### About this task:
How many lines in the records below contain the word "with"? State that number and nothing more.

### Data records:
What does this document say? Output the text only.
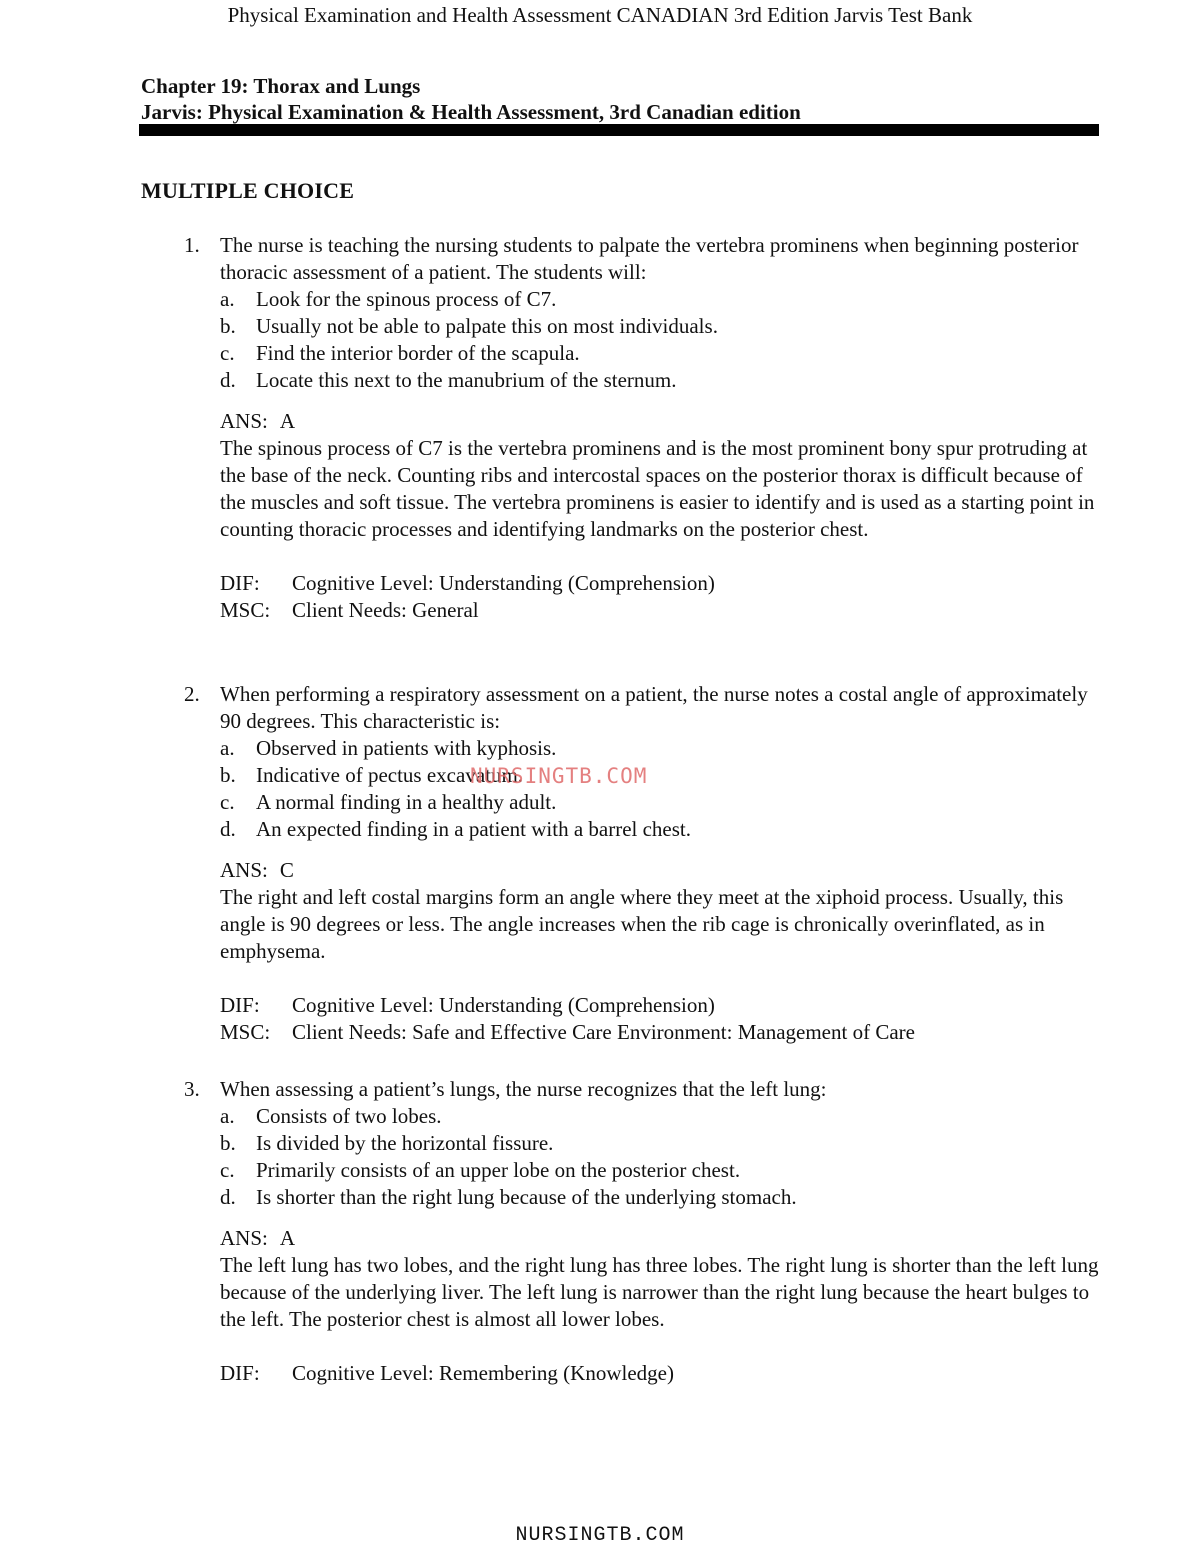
Physical Examination and Health Assessment CANADIAN 3rd Edition Jarvis Test Bank
Chapter 19: Thorax and Lungs
Jarvis: Physical Examination & Health Assessment, 3rd Canadian edition
MULTIPLE CHOICE
1. The nurse is teaching the nursing students to palpate the vertebra prominens when beginning posterior thoracic assessment of a patient. The students will:
a. Look for the spinous process of C7.
b. Usually not be able to palpate this on most individuals.
c. Find the interior border of the scapula.
d. Locate this next to the manubrium of the sternum.
ANS: A
The spinous process of C7 is the vertebra prominens and is the most prominent bony spur protruding at the base of the neck. Counting ribs and intercostal spaces on the posterior thorax is difficult because of the muscles and soft tissue. The vertebra prominens is easier to identify and is used as a starting point in counting thoracic processes and identifying landmarks on the posterior chest.
DIF: Cognitive Level: Understanding (Comprehension)
MSC: Client Needs: General
2. When performing a respiratory assessment on a patient, the nurse notes a costal angle of approximately 90 degrees. This characteristic is:
a. Observed in patients with kyphosis.
b. Indicative of pectus excavatum.
c. A normal finding in a healthy adult.
d. An expected finding in a patient with a barrel chest.
ANS: C
The right and left costal margins form an angle where they meet at the xiphoid process. Usually, this angle is 90 degrees or less. The angle increases when the rib cage is chronically overinflated, as in emphysema.
DIF: Cognitive Level: Understanding (Comprehension)
MSC: Client Needs: Safe and Effective Care Environment: Management of Care
3. When assessing a patient’s lungs, the nurse recognizes that the left lung:
a. Consists of two lobes.
b. Is divided by the horizontal fissure.
c. Primarily consists of an upper lobe on the posterior chest.
d. Is shorter than the right lung because of the underlying stomach.
ANS: A
The left lung has two lobes, and the right lung has three lobes. The right lung is shorter than the left lung because of the underlying liver. The left lung is narrower than the right lung because the heart bulges to the left. The posterior chest is almost all lower lobes.
DIF: Cognitive Level: Remembering (Knowledge)
NURSINGTB.COM
NURSINGTB.COM
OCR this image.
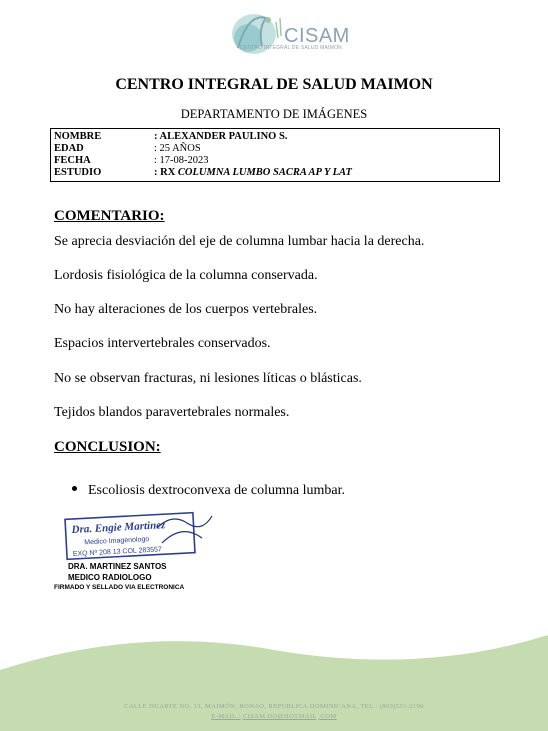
CISAM
CENTRO INTEGRAL DE SALUD MAIMON
CENTRO INTEGRAL DE SALUD MAIMON
DEPARTAMENTO DE IMÁGENES
NOMBRE	: ALEXANDER PAULINO S.
EDAD	: 25 AÑOS
FECHA	: 17-08-2023
ESTUDIO	: RX COLUMNA LUMBO SACRA AP Y LAT
COMENTARIO:
Se aprecia desviación del eje de columna lumbar hacia la derecha.
Lordosis fisiológica de la columna conservada.
No hay alteraciones de los cuerpos vertebrales.
Espacios intervertebrales conservados.
No se observan fracturas, ni lesiones líticas o blásticas.
Tejidos blandos paravertebrales normales.
CONCLUSION:
Escoliosis dextroconvexa de columna lumbar.
Dra. Engie Martinez
Medico Imagenologo
EXQ Nº 208 13 COL 283557
DRA. MARTINEZ SANTOS
MEDICO RADIOLOGO
FIRMADO Y SELLADO VIA ELECTRONICA
CALLE DUARTE NO. 13, MAIMÓN, BONAO, REPUBLICA DOMINICANA, TEL.: (809)551-2196
E-MAIL.: CISAM.DO@HOTMAIL .COM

### Solution to this exercise:
2